*What the exercise asks*:
Return the count of lines that mention "name", with no other words.
BEGIN Records for the task
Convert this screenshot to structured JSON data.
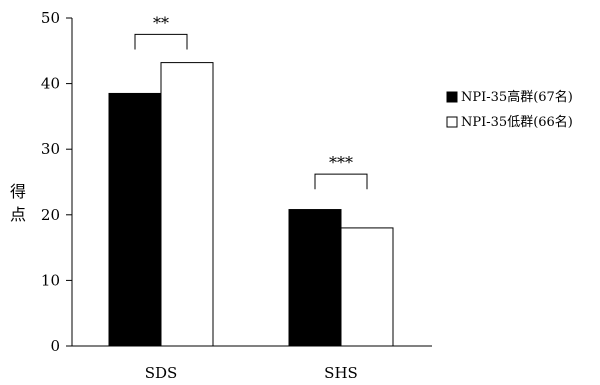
{
  "chart_data": {
    "type": "bar",
    "title": "",
    "xlabel": "",
    "ylabel": "得点",
    "ylim": [
      0,
      50
    ],
    "yticks": [
      0,
      10,
      20,
      30,
      40,
      50
    ],
    "grid": false,
    "legend_position": "right",
    "categories": [
      "SDS",
      "SHS"
    ],
    "series": [
      {
        "name": "NPI-35高群(67名)",
        "values": [
          38.5,
          20.8
        ],
        "fill": "#000000"
      },
      {
        "name": "NPI-35低群(66名)",
        "values": [
          43.2,
          18.0
        ],
        "fill": "#ffffff"
      }
    ],
    "significance": [
      {
        "category": "SDS",
        "label": "**",
        "level": 47.5,
        "drop": 2.3
      },
      {
        "category": "SHS",
        "label": "***",
        "level": 26.2,
        "drop": 2.3
      }
    ]
  }
}
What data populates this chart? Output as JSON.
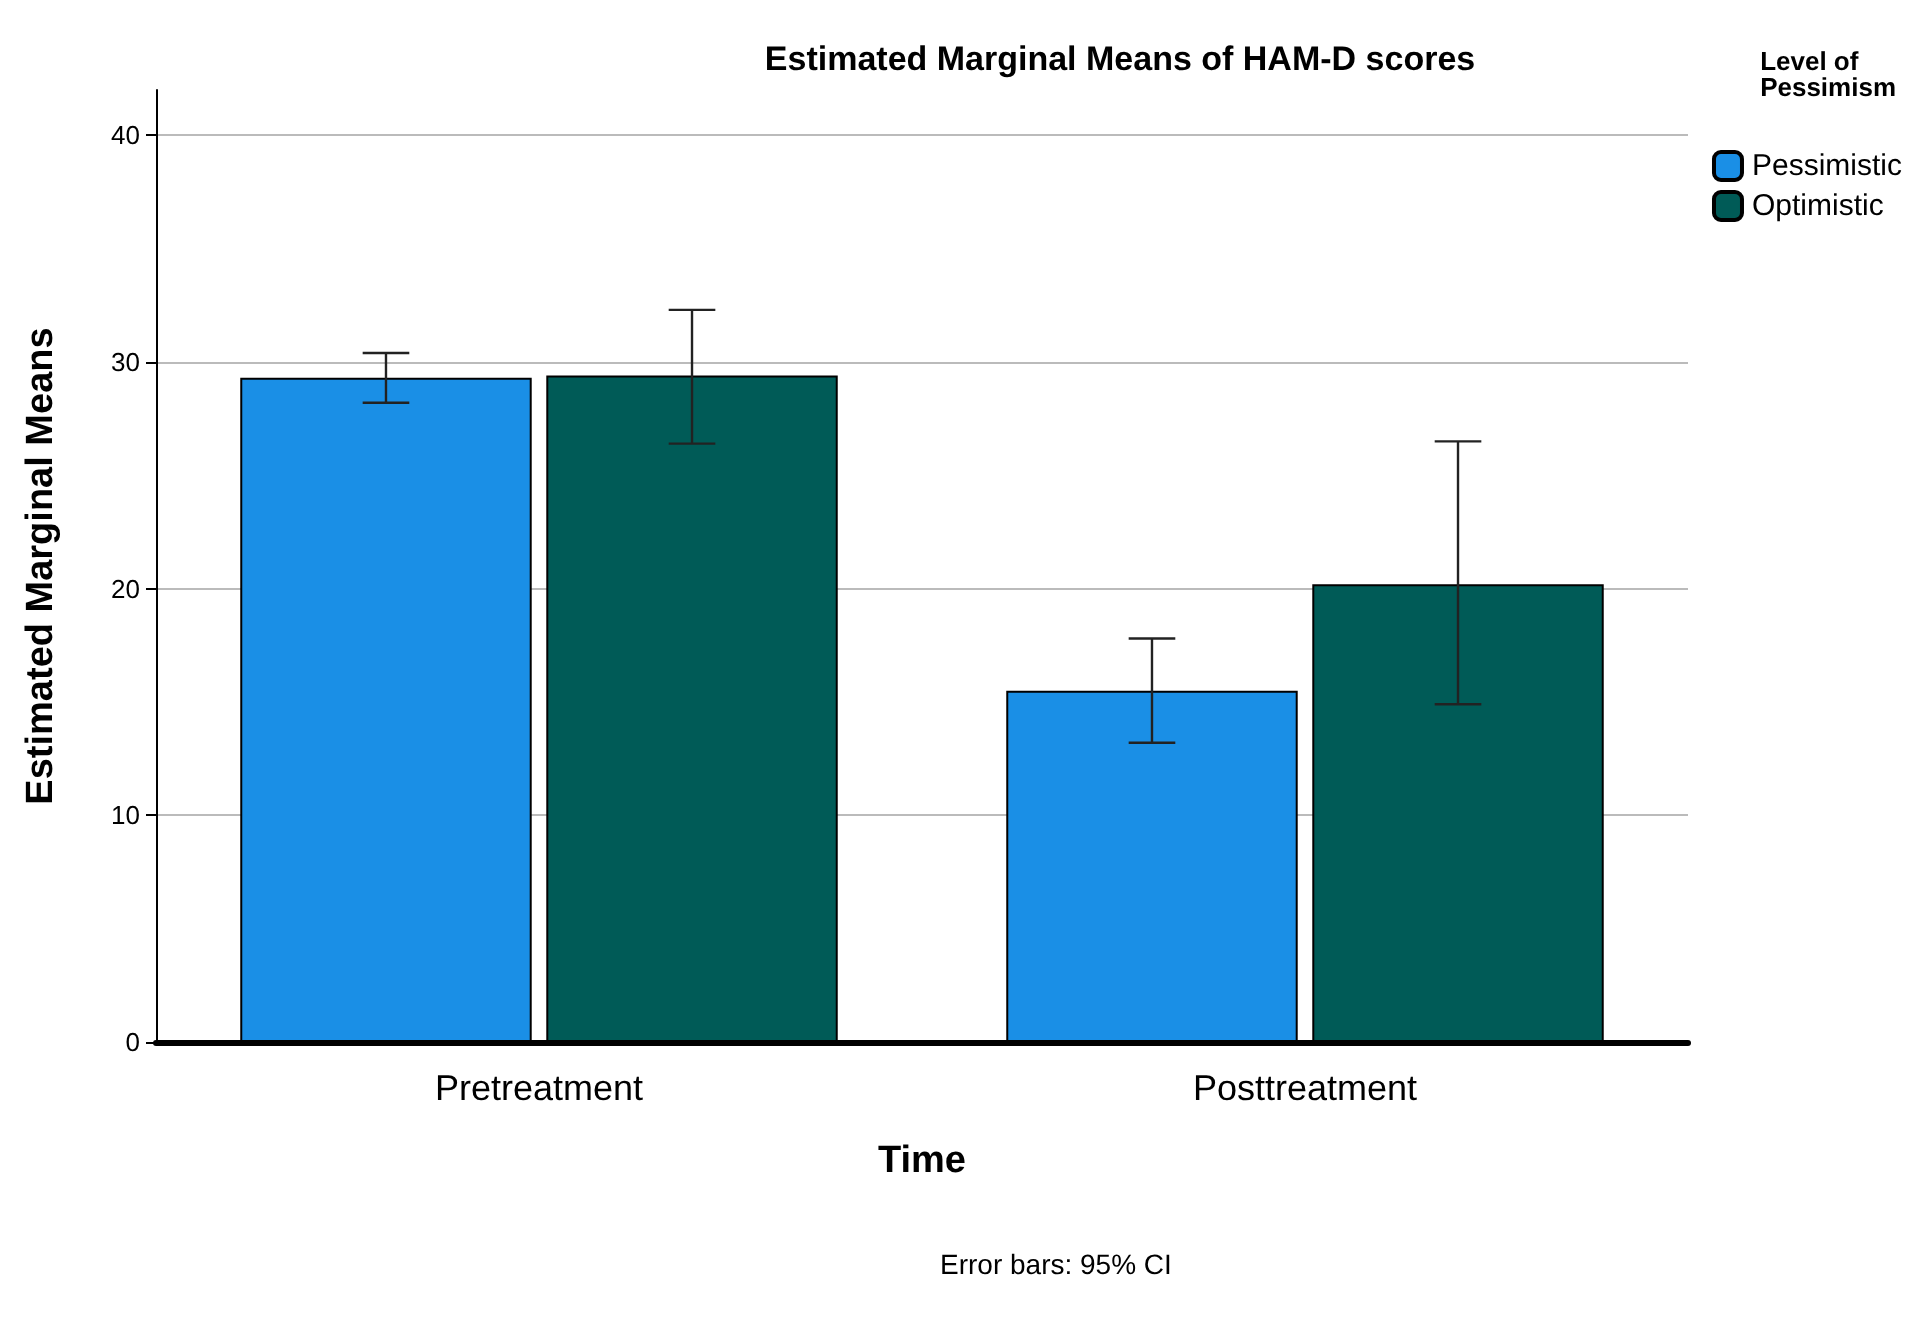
{
  "chart_data": {
    "type": "bar",
    "title": "Estimated Marginal Means of HAM-D scores",
    "xlabel": "Time",
    "ylabel": "Estimated Marginal Means",
    "legend_title": "Level of\nPessimism",
    "categories": [
      "Pretreatment",
      "Posttreatment"
    ],
    "series": [
      {
        "name": "Pessimistic",
        "color": "#1a8fe6",
        "values": [
          29.3,
          15.5
        ],
        "errors": [
          [
            28.2,
            30.4
          ],
          [
            13.2,
            17.8
          ]
        ]
      },
      {
        "name": "Optimistic",
        "color": "#005b57",
        "values": [
          29.4,
          20.2
        ],
        "errors": [
          [
            26.4,
            32.3
          ],
          [
            14.9,
            26.5
          ]
        ]
      }
    ],
    "ylim": [
      0,
      42
    ],
    "yticks": [
      0,
      10,
      20,
      30,
      40
    ],
    "grid": "y",
    "legend": "top right",
    "annotations": [
      "Error bars: 95% CI"
    ]
  }
}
END Records for the task
*Answer to the exercise*:
4